MATERIAL TO PROCESS:
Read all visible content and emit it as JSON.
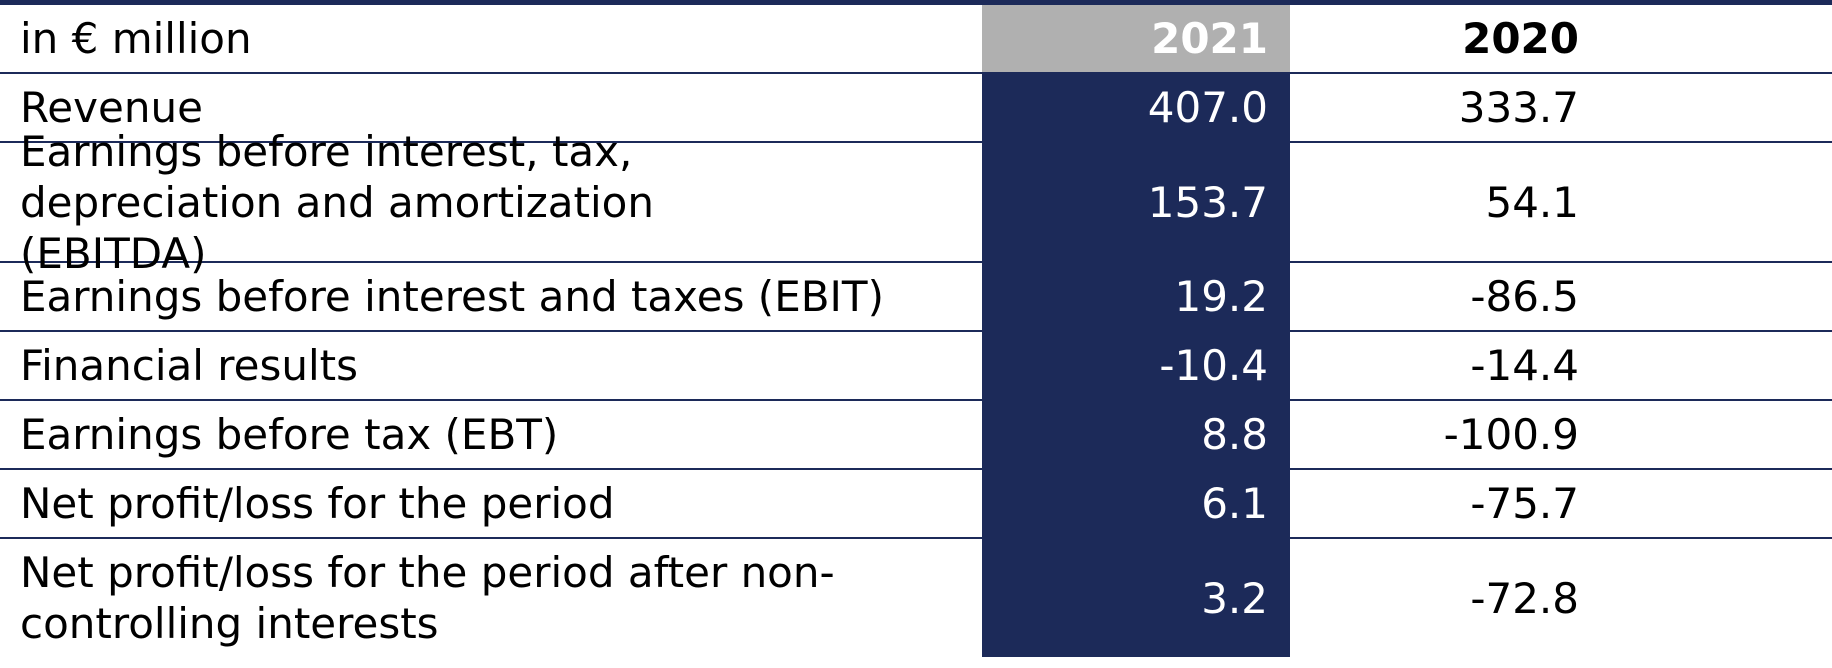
{
  "table": {
    "header": {
      "unit": "in € million",
      "year_current": "2021",
      "year_previous": "2020"
    },
    "rows": [
      {
        "label": "Revenue",
        "current": "407.0",
        "previous": "333.7"
      },
      {
        "label": "Earnings before interest, tax, depreciation and amortization (EBITDA)",
        "current": "153.7",
        "previous": "54.1"
      },
      {
        "label": "Earnings before interest and taxes (EBIT)",
        "current": "19.2",
        "previous": "-86.5"
      },
      {
        "label": "Financial results",
        "current": "-10.4",
        "previous": "-14.4"
      },
      {
        "label": "Earnings before tax (EBT)",
        "current": "8.8",
        "previous": "-100.9"
      },
      {
        "label": "Net profit/loss for the period",
        "current": "6.1",
        "previous": "-75.7"
      },
      {
        "label": "Net profit/loss for the period after non-controlling interests",
        "current": "3.2",
        "previous": "-72.8"
      }
    ],
    "colors": {
      "navy": "#1c2a59",
      "header_gray": "#b0b0b0"
    }
  }
}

WHAT IS ASKED: Extract all lines from the data in which "period" is found.

THE OUTPUT:
        "label": "Net profit/loss for the period",
        "label": "Net profit/loss for the period after non-controlling interests",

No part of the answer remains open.